WHAT YOU HAVE TO DO.
All records should be reproduced verbatim.
□ □ □
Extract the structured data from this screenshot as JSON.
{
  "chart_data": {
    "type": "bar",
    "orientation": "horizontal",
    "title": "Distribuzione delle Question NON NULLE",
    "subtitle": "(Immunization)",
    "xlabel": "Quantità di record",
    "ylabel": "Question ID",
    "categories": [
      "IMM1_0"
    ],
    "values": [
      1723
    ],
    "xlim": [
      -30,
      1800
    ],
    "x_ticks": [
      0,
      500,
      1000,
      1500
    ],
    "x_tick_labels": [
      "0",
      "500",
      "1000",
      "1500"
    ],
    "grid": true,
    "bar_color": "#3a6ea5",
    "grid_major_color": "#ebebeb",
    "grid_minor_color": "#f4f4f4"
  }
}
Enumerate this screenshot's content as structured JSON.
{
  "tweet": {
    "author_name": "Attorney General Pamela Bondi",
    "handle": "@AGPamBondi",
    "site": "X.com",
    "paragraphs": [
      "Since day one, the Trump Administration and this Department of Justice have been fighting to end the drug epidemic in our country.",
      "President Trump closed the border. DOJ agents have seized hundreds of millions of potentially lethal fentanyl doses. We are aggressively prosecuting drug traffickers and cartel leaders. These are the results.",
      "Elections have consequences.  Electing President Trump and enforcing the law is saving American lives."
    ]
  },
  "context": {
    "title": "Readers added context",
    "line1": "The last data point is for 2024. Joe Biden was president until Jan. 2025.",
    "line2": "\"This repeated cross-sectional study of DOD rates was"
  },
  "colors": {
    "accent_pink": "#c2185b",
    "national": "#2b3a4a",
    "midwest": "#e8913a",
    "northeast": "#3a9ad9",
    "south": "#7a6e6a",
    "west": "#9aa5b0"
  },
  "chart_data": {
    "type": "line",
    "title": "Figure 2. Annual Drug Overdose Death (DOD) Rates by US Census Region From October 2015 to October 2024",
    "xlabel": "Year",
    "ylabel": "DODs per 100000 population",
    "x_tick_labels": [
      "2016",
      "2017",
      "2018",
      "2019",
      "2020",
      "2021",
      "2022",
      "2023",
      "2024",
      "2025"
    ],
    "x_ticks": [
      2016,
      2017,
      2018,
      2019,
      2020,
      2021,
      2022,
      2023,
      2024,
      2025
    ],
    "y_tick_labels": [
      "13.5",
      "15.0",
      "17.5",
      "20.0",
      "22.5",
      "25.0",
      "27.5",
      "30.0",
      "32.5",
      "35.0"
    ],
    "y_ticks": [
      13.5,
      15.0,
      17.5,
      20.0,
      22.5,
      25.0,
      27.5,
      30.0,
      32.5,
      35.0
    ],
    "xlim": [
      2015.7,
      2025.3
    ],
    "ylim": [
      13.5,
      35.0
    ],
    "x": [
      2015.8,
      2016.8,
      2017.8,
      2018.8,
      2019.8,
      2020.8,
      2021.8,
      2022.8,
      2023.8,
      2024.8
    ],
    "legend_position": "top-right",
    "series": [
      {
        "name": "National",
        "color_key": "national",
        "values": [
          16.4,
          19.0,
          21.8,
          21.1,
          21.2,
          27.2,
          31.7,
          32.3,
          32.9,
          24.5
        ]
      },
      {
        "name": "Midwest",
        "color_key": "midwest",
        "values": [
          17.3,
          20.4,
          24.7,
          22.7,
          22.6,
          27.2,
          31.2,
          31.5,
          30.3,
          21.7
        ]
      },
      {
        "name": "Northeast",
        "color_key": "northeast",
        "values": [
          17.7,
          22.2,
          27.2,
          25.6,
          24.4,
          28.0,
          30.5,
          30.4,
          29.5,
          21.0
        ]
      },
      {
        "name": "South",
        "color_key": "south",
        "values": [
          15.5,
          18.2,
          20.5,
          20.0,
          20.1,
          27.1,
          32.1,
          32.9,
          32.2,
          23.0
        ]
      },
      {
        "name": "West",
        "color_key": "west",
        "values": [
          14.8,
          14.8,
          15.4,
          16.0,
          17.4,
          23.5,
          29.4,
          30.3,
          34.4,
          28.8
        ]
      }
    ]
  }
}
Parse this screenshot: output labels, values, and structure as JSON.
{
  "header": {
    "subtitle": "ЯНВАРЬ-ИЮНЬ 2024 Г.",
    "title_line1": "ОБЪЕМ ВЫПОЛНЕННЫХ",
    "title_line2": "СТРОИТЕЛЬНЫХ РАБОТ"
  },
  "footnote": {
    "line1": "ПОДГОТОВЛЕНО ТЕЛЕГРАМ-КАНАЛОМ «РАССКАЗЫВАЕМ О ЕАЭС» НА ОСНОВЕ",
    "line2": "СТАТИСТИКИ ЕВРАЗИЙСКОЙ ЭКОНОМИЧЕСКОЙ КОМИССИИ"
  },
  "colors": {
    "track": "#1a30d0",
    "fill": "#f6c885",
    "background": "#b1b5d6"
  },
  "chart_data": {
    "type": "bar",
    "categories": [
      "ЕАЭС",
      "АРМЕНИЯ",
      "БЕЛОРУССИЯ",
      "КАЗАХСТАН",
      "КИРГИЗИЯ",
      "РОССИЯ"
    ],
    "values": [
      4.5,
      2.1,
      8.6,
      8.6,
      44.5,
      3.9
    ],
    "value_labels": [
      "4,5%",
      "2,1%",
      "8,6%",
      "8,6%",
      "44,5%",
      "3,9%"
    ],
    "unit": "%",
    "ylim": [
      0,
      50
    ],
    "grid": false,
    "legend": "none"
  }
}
□ □ □
TASK OUTPUT.
Extract the structured data from this screenshot as JSON.
{
  "chart_data": {
    "type": "bar",
    "orientation": "horizontal",
    "title": "Distribuzione delle Question NON NULLE",
    "subtitle": "(Immunization)",
    "xlabel": "Quantità di record",
    "ylabel": "Question ID",
    "categories": [
      "IMM1_0"
    ],
    "values": [
      1723
    ],
    "xlim": [
      -30,
      1800
    ],
    "x_ticks": [
      0,
      500,
      1000,
      1500
    ],
    "x_tick_labels": [
      "0",
      "500",
      "1000",
      "1500"
    ],
    "grid": true,
    "bar_color": "#3a6ea5",
    "grid_major_color": "#ebebeb",
    "grid_minor_color": "#f4f4f4"
  }
}
Enumerate this screenshot's content as structured JSON.
{
  "tweet": {
    "author_name": "Attorney General Pamela Bondi",
    "handle": "@AGPamBondi",
    "site": "X.com",
    "paragraphs": [
      "Since day one, the Trump Administration and this Department of Justice have been fighting to end the drug epidemic in our country.",
      "President Trump closed the border. DOJ agents have seized hundreds of millions of potentially lethal fentanyl doses. We are aggressively prosecuting drug traffickers and cartel leaders. These are the results.",
      "Elections have consequences.  Electing President Trump and enforcing the law is saving American lives."
    ]
  },
  "context": {
    "title": "Readers added context",
    "line1": "The last data point is for 2024. Joe Biden was president until Jan. 2025.",
    "line2": "\"This repeated cross-sectional study of DOD rates was"
  },
  "colors": {
    "accent_pink": "#c2185b",
    "national": "#2b3a4a",
    "midwest": "#e8913a",
    "northeast": "#3a9ad9",
    "south": "#7a6e6a",
    "west": "#9aa5b0"
  },
  "chart_data": {
    "type": "line",
    "title": "Figure 2. Annual Drug Overdose Death (DOD) Rates by US Census Region From October 2015 to October 2024",
    "xlabel": "Year",
    "ylabel": "DODs per 100000 population",
    "x_tick_labels": [
      "2016",
      "2017",
      "2018",
      "2019",
      "2020",
      "2021",
      "2022",
      "2023",
      "2024",
      "2025"
    ],
    "x_ticks": [
      2016,
      2017,
      2018,
      2019,
      2020,
      2021,
      2022,
      2023,
      2024,
      2025
    ],
    "y_tick_labels": [
      "13.5",
      "15.0",
      "17.5",
      "20.0",
      "22.5",
      "25.0",
      "27.5",
      "30.0",
      "32.5",
      "35.0"
    ],
    "y_ticks": [
      13.5,
      15.0,
      17.5,
      20.0,
      22.5,
      25.0,
      27.5,
      30.0,
      32.5,
      35.0
    ],
    "xlim": [
      2015.7,
      2025.3
    ],
    "ylim": [
      13.5,
      35.0
    ],
    "x": [
      2015.8,
      2016.8,
      2017.8,
      2018.8,
      2019.8,
      2020.8,
      2021.8,
      2022.8,
      2023.8,
      2024.8
    ],
    "legend_position": "top-right",
    "series": [
      {
        "name": "National",
        "color_key": "national",
        "values": [
          16.4,
          19.0,
          21.8,
          21.1,
          21.2,
          27.2,
          31.7,
          32.3,
          32.9,
          24.5
        ]
      },
      {
        "name": "Midwest",
        "color_key": "midwest",
        "values": [
          17.3,
          20.4,
          24.7,
          22.7,
          22.6,
          27.2,
          31.2,
          31.5,
          30.3,
          21.7
        ]
      },
      {
        "name": "Northeast",
        "color_key": "northeast",
        "values": [
          17.7,
          22.2,
          27.2,
          25.6,
          24.4,
          28.0,
          30.5,
          30.4,
          29.5,
          21.0
        ]
      },
      {
        "name": "South",
        "color_key": "south",
        "values": [
          15.5,
          18.2,
          20.5,
          20.0,
          20.1,
          27.1,
          32.1,
          32.9,
          32.2,
          23.0
        ]
      },
      {
        "name": "West",
        "color_key": "west",
        "values": [
          14.8,
          14.8,
          15.4,
          16.0,
          17.4,
          23.5,
          29.4,
          30.3,
          34.4,
          28.8
        ]
      }
    ]
  }
}
Parse this screenshot: output labels, values, and structure as JSON.
{
  "header": {
    "subtitle": "ЯНВАРЬ-ИЮНЬ 2024 Г.",
    "title_line1": "ОБЪЕМ ВЫПОЛНЕННЫХ",
    "title_line2": "СТРОИТЕЛЬНЫХ РАБОТ"
  },
  "footnote": {
    "line1": "ПОДГОТОВЛЕНО ТЕЛЕГРАМ-КАНАЛОМ «РАССКАЗЫВАЕМ О ЕАЭС» НА ОСНОВЕ",
    "line2": "СТАТИСТИКИ ЕВРАЗИЙСКОЙ ЭКОНОМИЧЕСКОЙ КОМИССИИ"
  },
  "colors": {
    "track": "#1a30d0",
    "fill": "#f6c885",
    "background": "#b1b5d6"
  },
  "chart_data": {
    "type": "bar",
    "categories": [
      "ЕАЭС",
      "АРМЕНИЯ",
      "БЕЛОРУССИЯ",
      "КАЗАХСТАН",
      "КИРГИЗИЯ",
      "РОССИЯ"
    ],
    "values": [
      4.5,
      2.1,
      8.6,
      8.6,
      44.5,
      3.9
    ],
    "value_labels": [
      "4,5%",
      "2,1%",
      "8,6%",
      "8,6%",
      "44,5%",
      "3,9%"
    ],
    "unit": "%",
    "ylim": [
      0,
      50
    ],
    "grid": false,
    "legend": "none"
  }
}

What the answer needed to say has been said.